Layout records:
______________________________

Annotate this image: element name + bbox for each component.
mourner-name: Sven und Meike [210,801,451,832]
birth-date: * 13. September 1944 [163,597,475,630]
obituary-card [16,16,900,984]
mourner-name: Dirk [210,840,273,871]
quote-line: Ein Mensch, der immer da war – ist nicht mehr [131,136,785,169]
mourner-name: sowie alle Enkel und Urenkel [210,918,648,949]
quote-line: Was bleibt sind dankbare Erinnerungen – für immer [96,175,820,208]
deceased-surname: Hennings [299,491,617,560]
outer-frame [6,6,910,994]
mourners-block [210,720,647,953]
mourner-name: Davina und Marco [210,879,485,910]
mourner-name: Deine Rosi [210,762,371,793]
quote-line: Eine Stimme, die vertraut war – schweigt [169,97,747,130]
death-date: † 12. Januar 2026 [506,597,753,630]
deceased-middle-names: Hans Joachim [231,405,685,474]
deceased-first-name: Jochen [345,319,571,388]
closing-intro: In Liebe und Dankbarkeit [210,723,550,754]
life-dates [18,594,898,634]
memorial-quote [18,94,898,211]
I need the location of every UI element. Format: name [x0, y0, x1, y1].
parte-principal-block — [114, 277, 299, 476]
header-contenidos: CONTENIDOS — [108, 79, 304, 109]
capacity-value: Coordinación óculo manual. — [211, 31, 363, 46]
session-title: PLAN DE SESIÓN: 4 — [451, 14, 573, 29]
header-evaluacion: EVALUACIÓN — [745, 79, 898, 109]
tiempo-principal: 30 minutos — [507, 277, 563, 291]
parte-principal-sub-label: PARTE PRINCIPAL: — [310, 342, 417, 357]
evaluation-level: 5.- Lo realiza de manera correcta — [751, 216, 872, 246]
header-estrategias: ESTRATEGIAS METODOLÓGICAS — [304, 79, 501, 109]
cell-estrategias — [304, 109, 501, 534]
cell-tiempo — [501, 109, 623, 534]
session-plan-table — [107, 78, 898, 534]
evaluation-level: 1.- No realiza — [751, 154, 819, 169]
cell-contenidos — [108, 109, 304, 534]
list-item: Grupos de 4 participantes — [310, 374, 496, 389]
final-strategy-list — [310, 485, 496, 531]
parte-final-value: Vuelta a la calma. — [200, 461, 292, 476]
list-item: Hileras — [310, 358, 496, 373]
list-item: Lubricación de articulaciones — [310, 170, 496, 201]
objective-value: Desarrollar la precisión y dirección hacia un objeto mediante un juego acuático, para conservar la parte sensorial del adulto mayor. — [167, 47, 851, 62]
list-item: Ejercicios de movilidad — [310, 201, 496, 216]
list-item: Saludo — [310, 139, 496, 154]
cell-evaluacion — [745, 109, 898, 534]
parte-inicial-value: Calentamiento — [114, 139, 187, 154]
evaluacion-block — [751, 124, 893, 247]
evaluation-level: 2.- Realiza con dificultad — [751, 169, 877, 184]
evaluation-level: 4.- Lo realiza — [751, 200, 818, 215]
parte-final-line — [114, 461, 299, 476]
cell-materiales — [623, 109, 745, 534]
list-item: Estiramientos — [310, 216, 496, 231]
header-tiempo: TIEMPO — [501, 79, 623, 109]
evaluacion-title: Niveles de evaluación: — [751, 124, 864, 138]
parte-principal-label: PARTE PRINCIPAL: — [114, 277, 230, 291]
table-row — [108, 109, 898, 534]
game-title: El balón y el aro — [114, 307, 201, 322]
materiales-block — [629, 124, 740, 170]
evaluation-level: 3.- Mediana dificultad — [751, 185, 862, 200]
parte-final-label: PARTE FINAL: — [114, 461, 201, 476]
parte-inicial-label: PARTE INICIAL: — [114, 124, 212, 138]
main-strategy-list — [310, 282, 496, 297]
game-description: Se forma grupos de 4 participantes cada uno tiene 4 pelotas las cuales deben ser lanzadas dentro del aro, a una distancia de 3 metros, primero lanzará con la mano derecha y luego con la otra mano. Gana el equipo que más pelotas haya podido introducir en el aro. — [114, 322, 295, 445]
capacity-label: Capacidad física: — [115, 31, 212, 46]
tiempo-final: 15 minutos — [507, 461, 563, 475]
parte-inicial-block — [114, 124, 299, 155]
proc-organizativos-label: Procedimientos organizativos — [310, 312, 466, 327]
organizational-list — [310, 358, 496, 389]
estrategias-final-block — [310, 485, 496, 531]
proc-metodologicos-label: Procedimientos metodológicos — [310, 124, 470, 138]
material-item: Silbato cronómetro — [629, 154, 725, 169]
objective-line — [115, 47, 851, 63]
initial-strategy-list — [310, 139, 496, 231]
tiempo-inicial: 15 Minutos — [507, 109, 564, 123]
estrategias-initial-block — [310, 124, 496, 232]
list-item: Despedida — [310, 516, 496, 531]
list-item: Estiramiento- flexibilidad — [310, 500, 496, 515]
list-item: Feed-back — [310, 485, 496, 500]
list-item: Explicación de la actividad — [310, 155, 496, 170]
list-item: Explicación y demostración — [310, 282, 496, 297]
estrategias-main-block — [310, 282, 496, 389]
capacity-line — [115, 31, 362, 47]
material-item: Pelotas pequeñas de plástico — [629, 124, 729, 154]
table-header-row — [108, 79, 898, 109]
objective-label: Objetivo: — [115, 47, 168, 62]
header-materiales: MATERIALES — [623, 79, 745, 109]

______________________________

* Problem *
Write out the data again, switching every "mourner-name" to "mourner-entry" and leaving everything else untouched.

* Right answer *
Annotate this image: element name + bbox for each component.
mourner-entry: Sven und Meike [210,801,451,832]
birth-date: * 13. September 1944 [163,597,475,630]
obituary-card [16,16,900,984]
mourner-entry: Dirk [210,840,273,871]
quote-line: Ein Mensch, der immer da war – ist nicht mehr [131,136,785,169]
mourner-entry: sowie alle Enkel und Urenkel [210,918,648,949]
quote-line: Was bleibt sind dankbare Erinnerungen – für immer [96,175,820,208]
deceased-surname: Hennings [299,491,617,560]
outer-frame [6,6,910,994]
mourners-block [210,720,647,953]
mourner-entry: Davina und Marco [210,879,485,910]
mourner-entry: Deine Rosi [210,762,371,793]
quote-line: Eine Stimme, die vertraut war – schweigt [169,97,747,130]
death-date: † 12. Januar 2026 [506,597,753,630]
deceased-middle-names: Hans Joachim [231,405,685,474]
deceased-first-name: Jochen [345,319,571,388]
closing-intro: In Liebe und Dankbarkeit [210,723,550,754]
life-dates [18,594,898,634]
memorial-quote [18,94,898,211]
I need the location of every UI element. Format: name [x0, y0, x1, y1].
parte-principal-block — [114, 277, 299, 476]
header-contenidos: CONTENIDOS — [108, 79, 304, 109]
capacity-value: Coordinación óculo manual. — [211, 31, 363, 46]
session-title: PLAN DE SESIÓN: 4 — [451, 14, 573, 29]
header-evaluacion: EVALUACIÓN — [745, 79, 898, 109]
tiempo-principal: 30 minutos — [507, 277, 563, 291]
parte-principal-sub-label: PARTE PRINCIPAL: — [310, 342, 417, 357]
evaluation-level: 5.- Lo realiza de manera correcta — [751, 216, 872, 246]
header-estrategias: ESTRATEGIAS METODOLÓGICAS — [304, 79, 501, 109]
cell-estrategias — [304, 109, 501, 534]
cell-tiempo — [501, 109, 623, 534]
session-plan-table — [107, 78, 898, 534]
evaluation-level: 1.- No realiza — [751, 154, 819, 169]
cell-contenidos — [108, 109, 304, 534]
list-item: Grupos de 4 participantes — [310, 374, 496, 389]
final-strategy-list — [310, 485, 496, 531]
parte-final-value: Vuelta a la calma. — [200, 461, 292, 476]
list-item: Hileras — [310, 358, 496, 373]
list-item: Lubricación de articulaciones — [310, 170, 496, 201]
objective-value: Desarrollar la precisión y dirección hacia un objeto mediante un juego acuático, para conservar la parte sensorial del adulto mayor. — [167, 47, 851, 62]
list-item: Ejercicios de movilidad — [310, 201, 496, 216]
list-item: Saludo — [310, 139, 496, 154]
cell-evaluacion — [745, 109, 898, 534]
parte-inicial-value: Calentamiento — [114, 139, 187, 154]
evaluacion-block — [751, 124, 893, 247]
evaluation-level: 2.- Realiza con dificultad — [751, 169, 877, 184]
evaluation-level: 4.- Lo realiza — [751, 200, 818, 215]
parte-final-line — [114, 461, 299, 476]
cell-materiales — [623, 109, 745, 534]
list-item: Estiramientos — [310, 216, 496, 231]
header-tiempo: TIEMPO — [501, 79, 623, 109]
evaluacion-title: Niveles de evaluación: — [751, 124, 864, 138]
parte-principal-label: PARTE PRINCIPAL: — [114, 277, 230, 291]
table-row — [108, 109, 898, 534]
game-title: El balón y el aro — [114, 307, 201, 322]
materiales-block — [629, 124, 740, 170]
evaluation-level: 3.- Mediana dificultad — [751, 185, 862, 200]
parte-final-label: PARTE FINAL: — [114, 461, 201, 476]
parte-inicial-label: PARTE INICIAL: — [114, 124, 212, 138]
main-strategy-list — [310, 282, 496, 297]
game-description: Se forma grupos de 4 participantes cada uno tiene 4 pelotas las cuales deben ser lanzadas dentro del aro, a una distancia de 3 metros, primero lanzará con la mano derecha y luego con la otra mano. Gana el equipo que más pelotas haya podido introducir en el aro. — [114, 322, 295, 445]
capacity-label: Capacidad física: — [115, 31, 212, 46]
tiempo-final: 15 minutos — [507, 461, 563, 475]
parte-inicial-block — [114, 124, 299, 155]
proc-organizativos-label: Procedimientos organizativos — [310, 312, 466, 327]
organizational-list — [310, 358, 496, 389]
estrategias-final-block — [310, 485, 496, 531]
proc-metodologicos-label: Procedimientos metodológicos — [310, 124, 470, 138]
material-item: Silbato cronómetro — [629, 154, 725, 169]
objective-line — [115, 47, 851, 63]
initial-strategy-list — [310, 139, 496, 231]
tiempo-inicial: 15 Minutos — [507, 109, 564, 123]
estrategias-initial-block — [310, 124, 496, 232]
list-item: Despedida — [310, 516, 496, 531]
list-item: Estiramiento- flexibilidad — [310, 500, 496, 515]
list-item: Feed-back — [310, 485, 496, 500]
list-item: Explicación de la actividad — [310, 155, 496, 170]
list-item: Explicación y demostración — [310, 282, 496, 297]
estrategias-main-block — [310, 282, 496, 389]
capacity-line — [115, 31, 362, 47]
material-item: Pelotas pequeñas de plástico — [629, 124, 729, 154]
table-header-row — [108, 79, 898, 109]
objective-label: Objetivo: — [115, 47, 168, 62]
header-materiales: MATERIALES — [623, 79, 745, 109]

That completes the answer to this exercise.